* Source excerpt

— BEGIN —

Well i think the symphony 4 tragic sounds way better than his 5th!!!I brought the cd for like $1 at the dollar store.


----------



## mtmailey

millionrainbows said:


> For me, the "sweet melodies" of Schubert can not supercede the harmonic and rhythmic complexity of Beethoven. I can see, however, how a very conservative listener, not wanting to be distracted by the idiosyncratic stylistic devices and quirks of Beethoven, would prefer the more predictable, fluid stylings of Schubert. This difference reflects a certain type of listener personality type, rather than objective musical elements. My statement excluded, of course.
> 
> View attachment 7491


But SCHUBERT also used polyphony in his music like the symphony 8 & 4


----------



## mtmailey

StlukesguildOhio said:


> Beethoven's 7th is way better than Schubert's 7th.
> 
> No debate there.:lol:


 That is true since SCHUBERT did not complete his symphony 7 but someone did it after his death so we have a idea of what it would sound like but who knows if he wanted it to sound that way.

— END —

* Dataset section
— BEGIN —

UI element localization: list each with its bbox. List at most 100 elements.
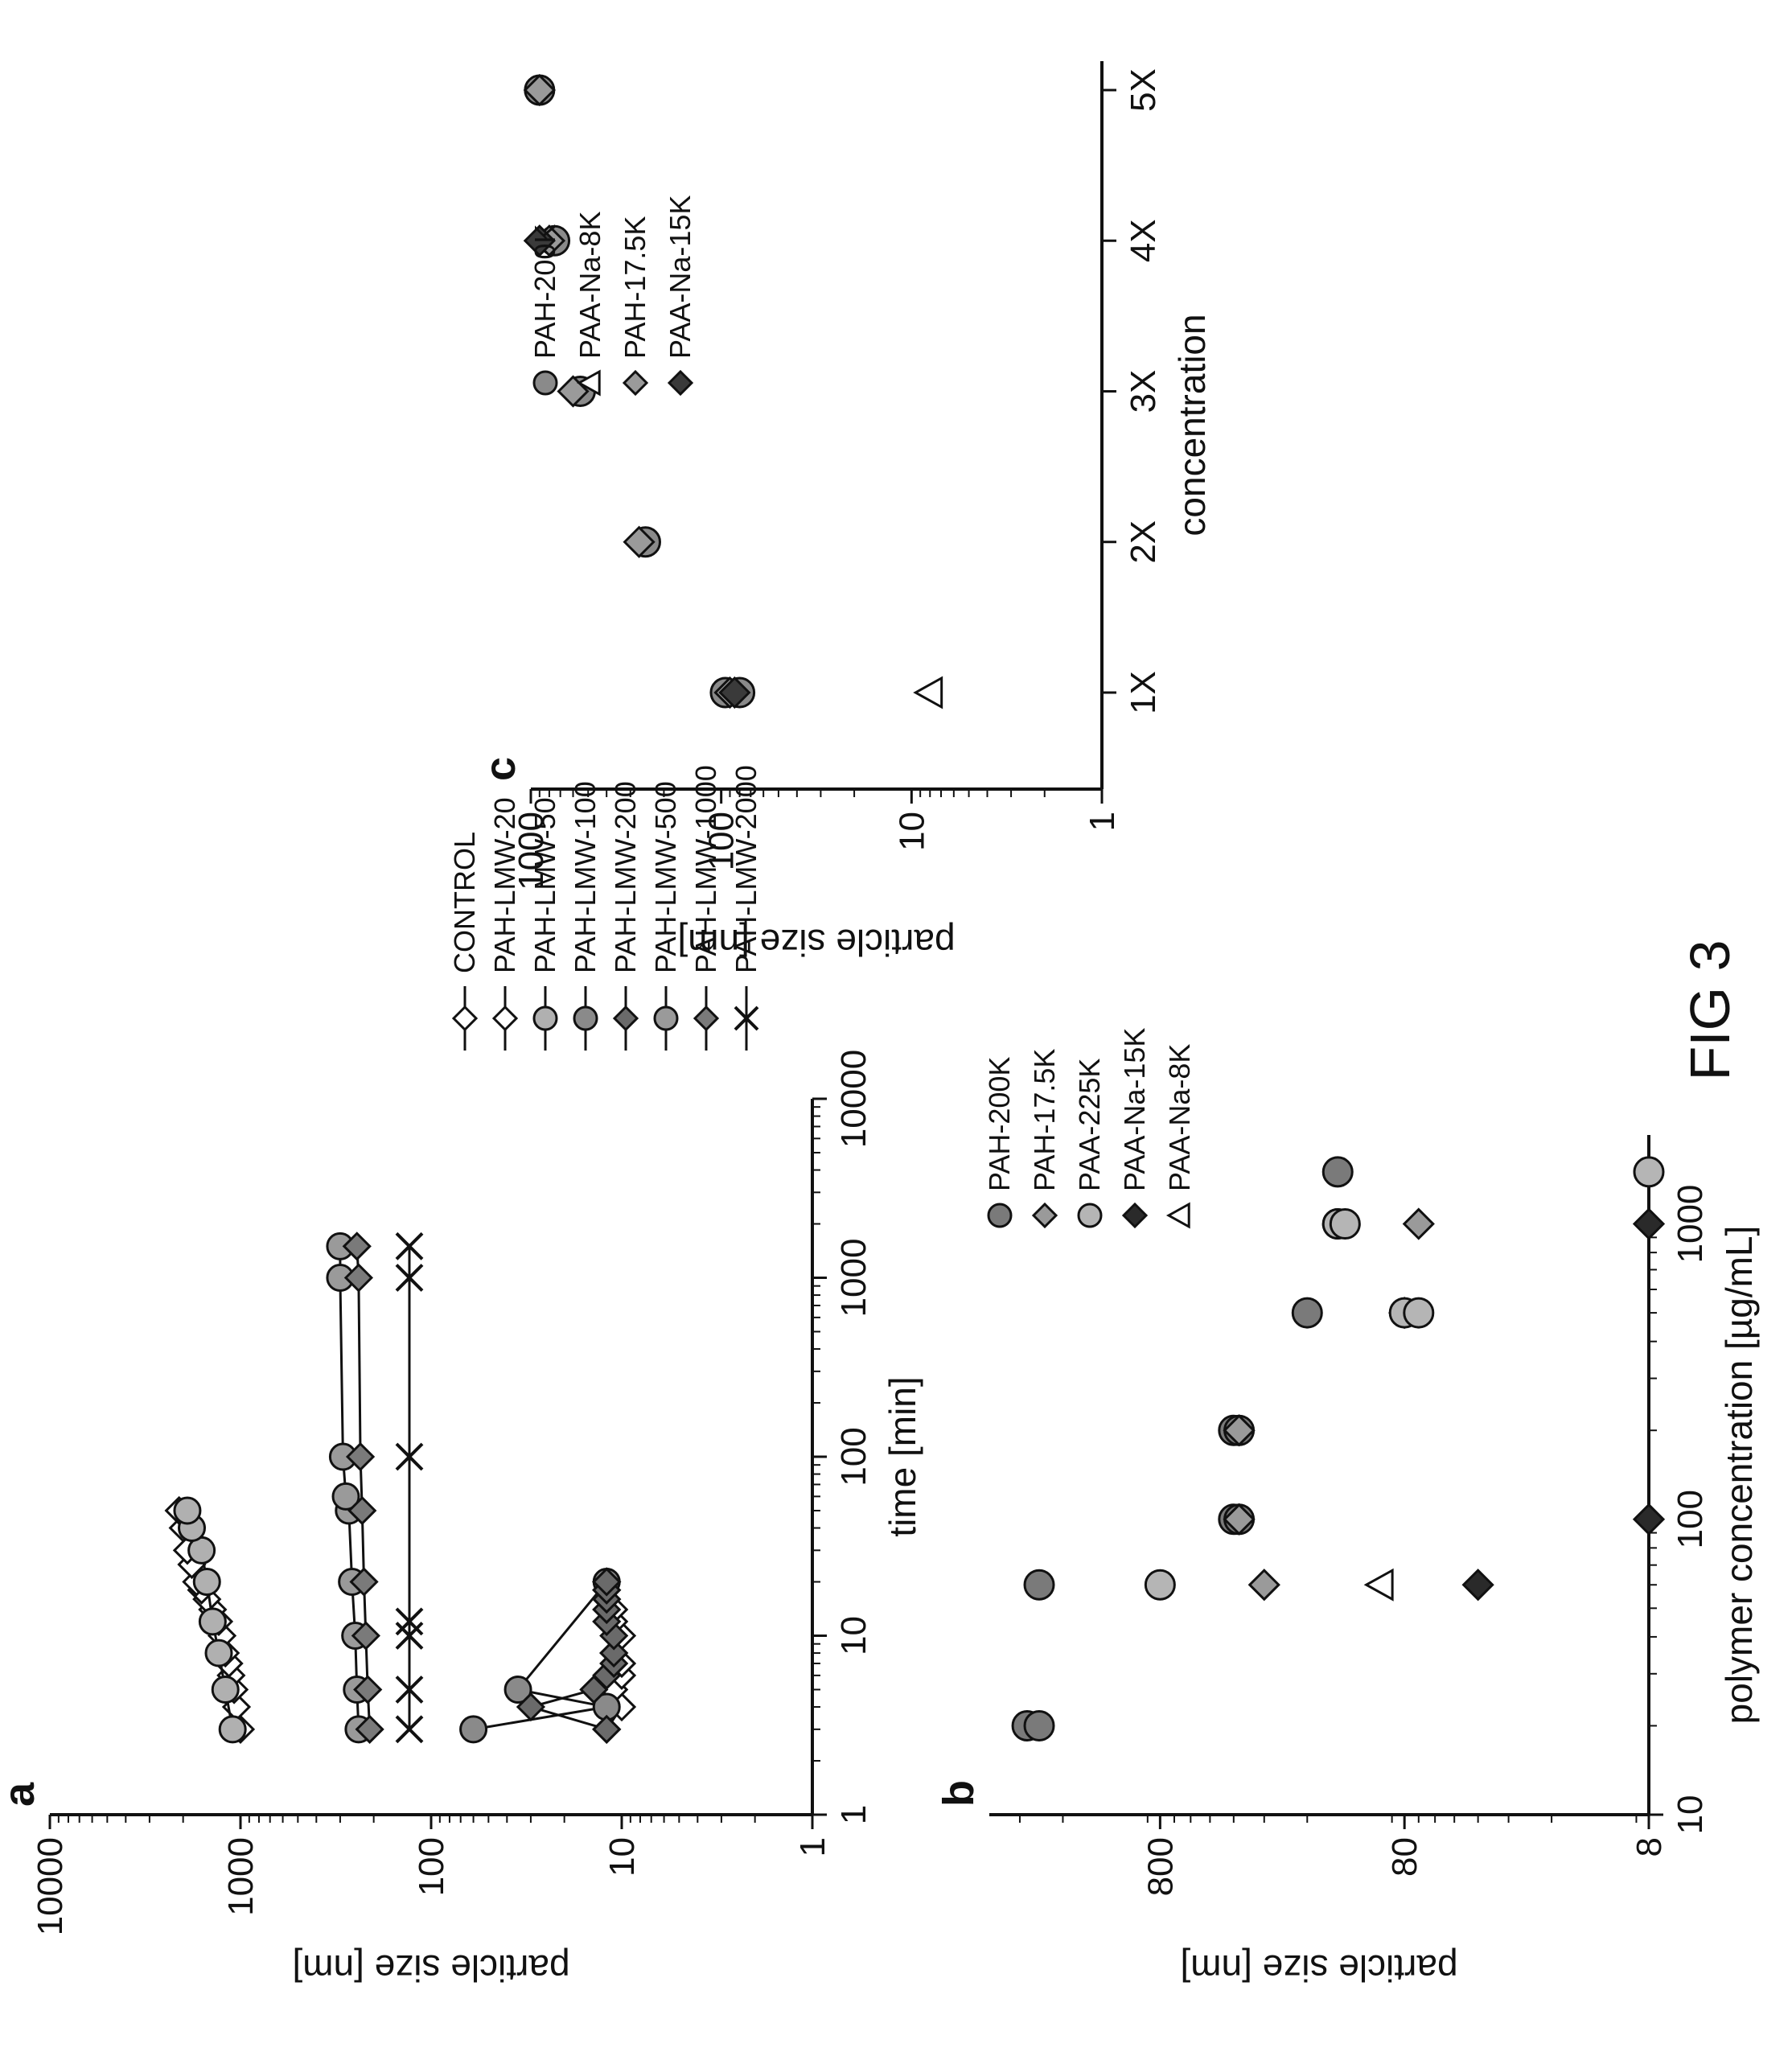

— END —

* Work to do
- 1) Can you condense the paragraph in the forum thread that begins "For me, the "sweet melodies" of Schubert" into two sentences while keeping its main points?
- 2) Can you duplicate the forum thread word for word, beginning at the words "But SCHUBERT also" and stopping after "than Schubert's 7th."?

* Responses by task
- 1) The writer holds that Schubert's sweet melodies cannot outweigh Beethoven's harmonic and rhythmic complexity, though a very conservative listener who doesn't want to be distracted by Beethoven's idiosyncratic quirks might prefer Schubert's more predictable, fluid style. The writer attributes this difference to listener personality rather than objective musical elements, with the writer's own statement excepted.

- 2)
But SCHUBERT also used polyphony in his music like the symphony 8 & 4


----------



## mtmailey

StlukesguildOhio said:


> Beethoven's 7th is way better than Schubert's 7th.